What you need to do: Listed below are entries; give the number of lines among them that include "下列语法知识判断错误的一项是", and only that number.
========================================
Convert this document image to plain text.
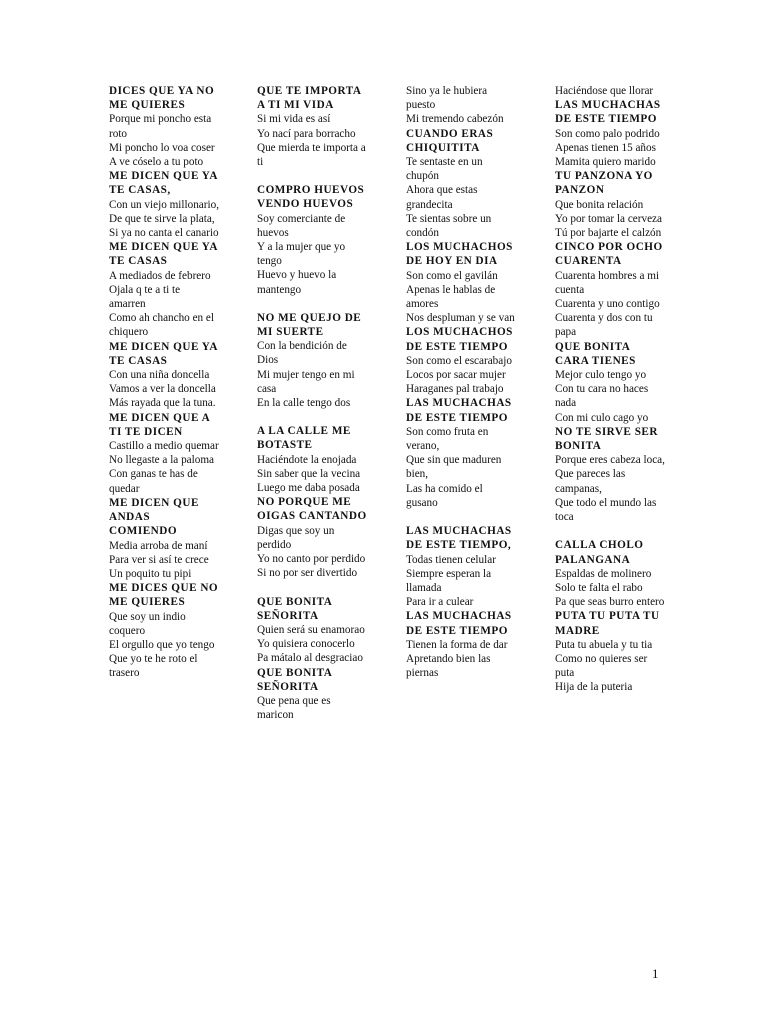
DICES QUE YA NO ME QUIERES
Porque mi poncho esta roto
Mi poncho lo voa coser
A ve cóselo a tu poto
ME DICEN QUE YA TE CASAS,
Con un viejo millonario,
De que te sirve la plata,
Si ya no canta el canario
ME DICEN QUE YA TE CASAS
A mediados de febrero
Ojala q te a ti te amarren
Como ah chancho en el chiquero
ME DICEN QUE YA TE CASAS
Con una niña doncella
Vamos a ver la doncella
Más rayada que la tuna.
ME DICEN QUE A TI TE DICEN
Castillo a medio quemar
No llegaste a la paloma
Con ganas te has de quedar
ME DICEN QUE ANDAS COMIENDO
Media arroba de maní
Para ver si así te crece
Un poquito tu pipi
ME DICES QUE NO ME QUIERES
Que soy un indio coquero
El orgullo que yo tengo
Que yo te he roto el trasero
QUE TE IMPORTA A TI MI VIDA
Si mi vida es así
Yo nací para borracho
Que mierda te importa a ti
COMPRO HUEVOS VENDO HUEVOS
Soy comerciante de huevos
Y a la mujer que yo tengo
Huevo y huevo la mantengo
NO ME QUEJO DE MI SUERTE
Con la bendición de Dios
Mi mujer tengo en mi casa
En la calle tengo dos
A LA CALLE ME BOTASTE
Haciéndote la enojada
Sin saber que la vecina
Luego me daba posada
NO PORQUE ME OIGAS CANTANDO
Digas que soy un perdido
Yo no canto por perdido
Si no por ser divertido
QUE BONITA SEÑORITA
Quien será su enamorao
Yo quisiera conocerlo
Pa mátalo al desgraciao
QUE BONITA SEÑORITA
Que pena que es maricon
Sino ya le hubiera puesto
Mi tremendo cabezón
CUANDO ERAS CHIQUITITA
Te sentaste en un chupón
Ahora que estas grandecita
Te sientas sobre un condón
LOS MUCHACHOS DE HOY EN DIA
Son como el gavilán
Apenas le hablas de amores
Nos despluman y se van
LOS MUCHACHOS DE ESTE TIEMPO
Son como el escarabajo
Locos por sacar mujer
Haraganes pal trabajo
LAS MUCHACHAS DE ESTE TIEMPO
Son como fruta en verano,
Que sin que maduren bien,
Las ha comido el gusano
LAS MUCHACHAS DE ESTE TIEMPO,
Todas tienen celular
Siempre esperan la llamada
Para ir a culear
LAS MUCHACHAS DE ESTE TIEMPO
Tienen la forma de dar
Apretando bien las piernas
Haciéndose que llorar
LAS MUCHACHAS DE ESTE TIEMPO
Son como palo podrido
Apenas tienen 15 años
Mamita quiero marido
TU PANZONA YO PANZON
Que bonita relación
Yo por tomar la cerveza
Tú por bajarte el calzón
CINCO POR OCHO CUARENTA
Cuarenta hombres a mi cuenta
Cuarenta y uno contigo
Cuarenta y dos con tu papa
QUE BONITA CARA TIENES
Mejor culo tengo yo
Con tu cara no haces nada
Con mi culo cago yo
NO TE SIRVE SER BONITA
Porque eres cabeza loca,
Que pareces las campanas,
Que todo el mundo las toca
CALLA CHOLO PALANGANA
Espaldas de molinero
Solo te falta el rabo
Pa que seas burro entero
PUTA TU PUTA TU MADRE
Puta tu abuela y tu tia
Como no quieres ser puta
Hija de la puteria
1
========================================
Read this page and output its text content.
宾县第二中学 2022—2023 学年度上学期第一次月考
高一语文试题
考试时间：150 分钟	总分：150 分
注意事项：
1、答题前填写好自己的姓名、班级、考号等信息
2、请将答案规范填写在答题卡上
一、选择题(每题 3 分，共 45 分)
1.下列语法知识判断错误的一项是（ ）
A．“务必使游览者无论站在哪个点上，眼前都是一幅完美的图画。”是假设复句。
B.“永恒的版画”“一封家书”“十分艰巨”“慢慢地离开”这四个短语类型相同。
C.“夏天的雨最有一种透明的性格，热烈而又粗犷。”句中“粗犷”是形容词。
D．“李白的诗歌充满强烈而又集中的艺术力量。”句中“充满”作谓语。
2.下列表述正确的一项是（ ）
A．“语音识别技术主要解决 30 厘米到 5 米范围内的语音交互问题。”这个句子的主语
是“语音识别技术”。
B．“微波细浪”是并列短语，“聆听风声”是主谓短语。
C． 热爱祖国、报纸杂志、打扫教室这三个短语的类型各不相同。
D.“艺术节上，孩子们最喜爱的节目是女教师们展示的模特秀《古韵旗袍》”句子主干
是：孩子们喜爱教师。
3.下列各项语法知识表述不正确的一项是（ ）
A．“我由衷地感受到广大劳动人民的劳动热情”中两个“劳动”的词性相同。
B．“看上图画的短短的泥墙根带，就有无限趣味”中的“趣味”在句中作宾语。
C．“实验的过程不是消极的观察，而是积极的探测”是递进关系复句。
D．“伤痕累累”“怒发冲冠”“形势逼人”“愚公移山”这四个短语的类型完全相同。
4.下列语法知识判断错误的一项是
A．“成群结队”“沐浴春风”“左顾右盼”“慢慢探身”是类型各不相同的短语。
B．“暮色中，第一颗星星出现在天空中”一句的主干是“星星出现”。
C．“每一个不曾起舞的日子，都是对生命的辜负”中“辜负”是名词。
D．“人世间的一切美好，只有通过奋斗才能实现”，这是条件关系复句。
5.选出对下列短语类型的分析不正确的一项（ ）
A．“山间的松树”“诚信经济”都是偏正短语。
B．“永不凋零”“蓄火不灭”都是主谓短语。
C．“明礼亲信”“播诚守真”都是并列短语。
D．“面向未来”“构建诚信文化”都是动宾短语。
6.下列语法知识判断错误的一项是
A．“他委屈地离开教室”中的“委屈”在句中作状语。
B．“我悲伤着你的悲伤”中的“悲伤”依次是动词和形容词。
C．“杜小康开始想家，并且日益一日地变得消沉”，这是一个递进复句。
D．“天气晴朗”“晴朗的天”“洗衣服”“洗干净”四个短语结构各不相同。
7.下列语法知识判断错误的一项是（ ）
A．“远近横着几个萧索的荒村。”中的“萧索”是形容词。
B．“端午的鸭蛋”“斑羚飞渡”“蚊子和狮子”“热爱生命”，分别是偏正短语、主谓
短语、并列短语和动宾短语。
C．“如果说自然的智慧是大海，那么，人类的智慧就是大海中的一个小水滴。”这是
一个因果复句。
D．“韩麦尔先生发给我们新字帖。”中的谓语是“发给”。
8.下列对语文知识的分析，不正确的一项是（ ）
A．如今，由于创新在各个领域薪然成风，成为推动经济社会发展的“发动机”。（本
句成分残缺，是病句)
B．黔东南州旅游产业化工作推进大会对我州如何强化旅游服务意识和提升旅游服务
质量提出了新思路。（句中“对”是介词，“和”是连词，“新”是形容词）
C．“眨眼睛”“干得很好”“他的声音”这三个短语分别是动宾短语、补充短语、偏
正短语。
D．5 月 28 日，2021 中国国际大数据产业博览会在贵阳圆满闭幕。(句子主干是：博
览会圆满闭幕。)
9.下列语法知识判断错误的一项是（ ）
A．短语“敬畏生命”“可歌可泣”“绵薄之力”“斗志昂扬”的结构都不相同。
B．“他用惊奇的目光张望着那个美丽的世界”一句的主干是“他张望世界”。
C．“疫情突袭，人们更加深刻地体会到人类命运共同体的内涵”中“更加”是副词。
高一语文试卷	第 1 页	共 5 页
========================================
Finished exercise: 5